*Given problem*
Sort through the data and copy the lines holding the word "this".

-- Begin Extracted entries --

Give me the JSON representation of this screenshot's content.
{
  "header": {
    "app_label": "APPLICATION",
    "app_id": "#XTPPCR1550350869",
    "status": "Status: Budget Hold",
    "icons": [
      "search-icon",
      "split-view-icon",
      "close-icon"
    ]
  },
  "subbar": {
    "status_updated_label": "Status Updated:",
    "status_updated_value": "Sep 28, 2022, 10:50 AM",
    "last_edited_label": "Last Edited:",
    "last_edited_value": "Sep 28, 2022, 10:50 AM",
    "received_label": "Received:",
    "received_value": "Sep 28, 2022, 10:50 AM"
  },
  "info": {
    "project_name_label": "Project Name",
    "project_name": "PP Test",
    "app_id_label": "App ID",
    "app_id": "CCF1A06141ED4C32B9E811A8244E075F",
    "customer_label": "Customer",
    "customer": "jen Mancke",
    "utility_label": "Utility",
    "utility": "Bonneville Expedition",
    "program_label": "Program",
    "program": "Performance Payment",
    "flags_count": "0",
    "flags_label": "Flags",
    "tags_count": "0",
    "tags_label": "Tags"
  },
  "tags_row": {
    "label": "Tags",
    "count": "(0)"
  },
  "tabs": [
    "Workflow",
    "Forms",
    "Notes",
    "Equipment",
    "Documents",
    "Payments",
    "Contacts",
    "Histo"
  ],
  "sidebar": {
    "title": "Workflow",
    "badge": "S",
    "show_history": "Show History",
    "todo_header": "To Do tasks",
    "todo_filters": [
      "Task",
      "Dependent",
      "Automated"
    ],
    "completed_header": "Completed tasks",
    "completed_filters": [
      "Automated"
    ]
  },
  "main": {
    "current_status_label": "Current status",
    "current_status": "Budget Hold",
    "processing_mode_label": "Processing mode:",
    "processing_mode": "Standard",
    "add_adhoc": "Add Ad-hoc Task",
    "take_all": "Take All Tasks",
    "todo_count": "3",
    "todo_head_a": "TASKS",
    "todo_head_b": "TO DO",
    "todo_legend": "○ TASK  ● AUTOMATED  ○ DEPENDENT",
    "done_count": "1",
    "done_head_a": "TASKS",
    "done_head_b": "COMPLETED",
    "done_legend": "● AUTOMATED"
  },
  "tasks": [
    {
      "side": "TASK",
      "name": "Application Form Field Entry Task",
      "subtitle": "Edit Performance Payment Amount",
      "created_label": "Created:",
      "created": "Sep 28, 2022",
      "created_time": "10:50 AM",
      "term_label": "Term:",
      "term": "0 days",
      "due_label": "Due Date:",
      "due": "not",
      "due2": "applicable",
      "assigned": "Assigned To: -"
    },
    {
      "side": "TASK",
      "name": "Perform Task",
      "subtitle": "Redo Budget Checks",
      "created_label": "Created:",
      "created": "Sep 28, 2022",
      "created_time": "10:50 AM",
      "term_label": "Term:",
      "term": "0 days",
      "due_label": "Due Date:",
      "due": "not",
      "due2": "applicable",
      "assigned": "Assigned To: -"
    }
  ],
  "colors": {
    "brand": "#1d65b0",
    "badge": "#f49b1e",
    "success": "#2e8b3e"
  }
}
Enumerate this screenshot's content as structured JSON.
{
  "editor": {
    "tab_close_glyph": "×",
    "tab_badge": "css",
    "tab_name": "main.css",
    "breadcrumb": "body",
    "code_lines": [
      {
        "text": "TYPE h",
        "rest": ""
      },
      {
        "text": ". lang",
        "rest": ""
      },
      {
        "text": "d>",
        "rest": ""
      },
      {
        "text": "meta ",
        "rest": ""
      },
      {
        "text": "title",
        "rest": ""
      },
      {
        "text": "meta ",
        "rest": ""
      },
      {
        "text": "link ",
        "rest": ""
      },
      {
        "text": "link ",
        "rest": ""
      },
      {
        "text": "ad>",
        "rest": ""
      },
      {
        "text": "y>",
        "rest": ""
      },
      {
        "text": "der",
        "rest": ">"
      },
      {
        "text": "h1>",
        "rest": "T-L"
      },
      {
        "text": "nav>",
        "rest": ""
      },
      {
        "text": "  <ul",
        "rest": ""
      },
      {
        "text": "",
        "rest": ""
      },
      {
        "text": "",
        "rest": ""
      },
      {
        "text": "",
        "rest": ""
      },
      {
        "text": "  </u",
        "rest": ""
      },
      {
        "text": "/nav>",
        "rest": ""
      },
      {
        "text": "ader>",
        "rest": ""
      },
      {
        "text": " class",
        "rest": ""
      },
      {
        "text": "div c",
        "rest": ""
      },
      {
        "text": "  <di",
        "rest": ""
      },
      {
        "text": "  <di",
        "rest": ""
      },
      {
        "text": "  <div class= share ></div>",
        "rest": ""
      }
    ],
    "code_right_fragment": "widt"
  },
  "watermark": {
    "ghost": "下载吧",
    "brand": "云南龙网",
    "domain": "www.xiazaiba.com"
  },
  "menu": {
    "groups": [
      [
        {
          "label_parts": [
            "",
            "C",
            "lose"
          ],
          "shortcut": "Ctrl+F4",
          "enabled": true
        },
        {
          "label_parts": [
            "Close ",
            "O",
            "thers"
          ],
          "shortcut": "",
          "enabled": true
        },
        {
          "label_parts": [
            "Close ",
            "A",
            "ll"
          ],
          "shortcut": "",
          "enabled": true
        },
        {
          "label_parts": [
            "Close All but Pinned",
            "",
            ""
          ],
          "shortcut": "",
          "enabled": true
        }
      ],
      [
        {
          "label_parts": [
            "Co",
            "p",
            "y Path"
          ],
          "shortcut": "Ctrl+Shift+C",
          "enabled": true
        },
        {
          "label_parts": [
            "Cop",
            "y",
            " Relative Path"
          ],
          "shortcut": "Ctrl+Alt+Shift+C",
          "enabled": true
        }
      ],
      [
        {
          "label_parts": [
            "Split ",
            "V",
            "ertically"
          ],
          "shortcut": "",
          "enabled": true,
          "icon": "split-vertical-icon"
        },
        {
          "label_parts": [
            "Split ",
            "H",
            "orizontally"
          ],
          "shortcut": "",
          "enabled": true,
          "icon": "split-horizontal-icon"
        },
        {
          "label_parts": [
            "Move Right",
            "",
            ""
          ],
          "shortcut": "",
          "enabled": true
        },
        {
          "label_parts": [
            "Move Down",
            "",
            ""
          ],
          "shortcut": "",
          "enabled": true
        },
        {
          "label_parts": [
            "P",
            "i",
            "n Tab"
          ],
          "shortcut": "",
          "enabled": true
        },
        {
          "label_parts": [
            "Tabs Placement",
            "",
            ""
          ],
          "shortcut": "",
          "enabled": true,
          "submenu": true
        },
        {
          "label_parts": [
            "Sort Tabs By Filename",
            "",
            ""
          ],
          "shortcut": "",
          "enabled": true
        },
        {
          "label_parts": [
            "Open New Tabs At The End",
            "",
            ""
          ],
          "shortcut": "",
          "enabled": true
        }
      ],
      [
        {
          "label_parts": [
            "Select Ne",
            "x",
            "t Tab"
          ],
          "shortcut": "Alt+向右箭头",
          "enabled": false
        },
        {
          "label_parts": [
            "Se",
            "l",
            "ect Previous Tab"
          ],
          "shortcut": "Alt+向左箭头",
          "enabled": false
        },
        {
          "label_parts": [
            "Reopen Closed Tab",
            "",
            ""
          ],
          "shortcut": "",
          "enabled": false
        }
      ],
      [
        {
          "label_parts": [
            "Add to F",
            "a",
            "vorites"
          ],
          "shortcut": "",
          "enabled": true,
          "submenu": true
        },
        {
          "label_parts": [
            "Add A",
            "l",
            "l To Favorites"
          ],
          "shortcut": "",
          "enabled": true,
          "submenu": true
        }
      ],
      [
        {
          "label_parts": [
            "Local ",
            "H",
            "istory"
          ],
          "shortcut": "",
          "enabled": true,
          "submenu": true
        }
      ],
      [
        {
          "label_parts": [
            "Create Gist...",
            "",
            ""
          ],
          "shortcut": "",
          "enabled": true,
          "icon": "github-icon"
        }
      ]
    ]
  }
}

-- End Extracted entries --

*Task output*
Give me the JSON representation of this screenshot's content.
Enumerate this screenshot's content as structured JSON.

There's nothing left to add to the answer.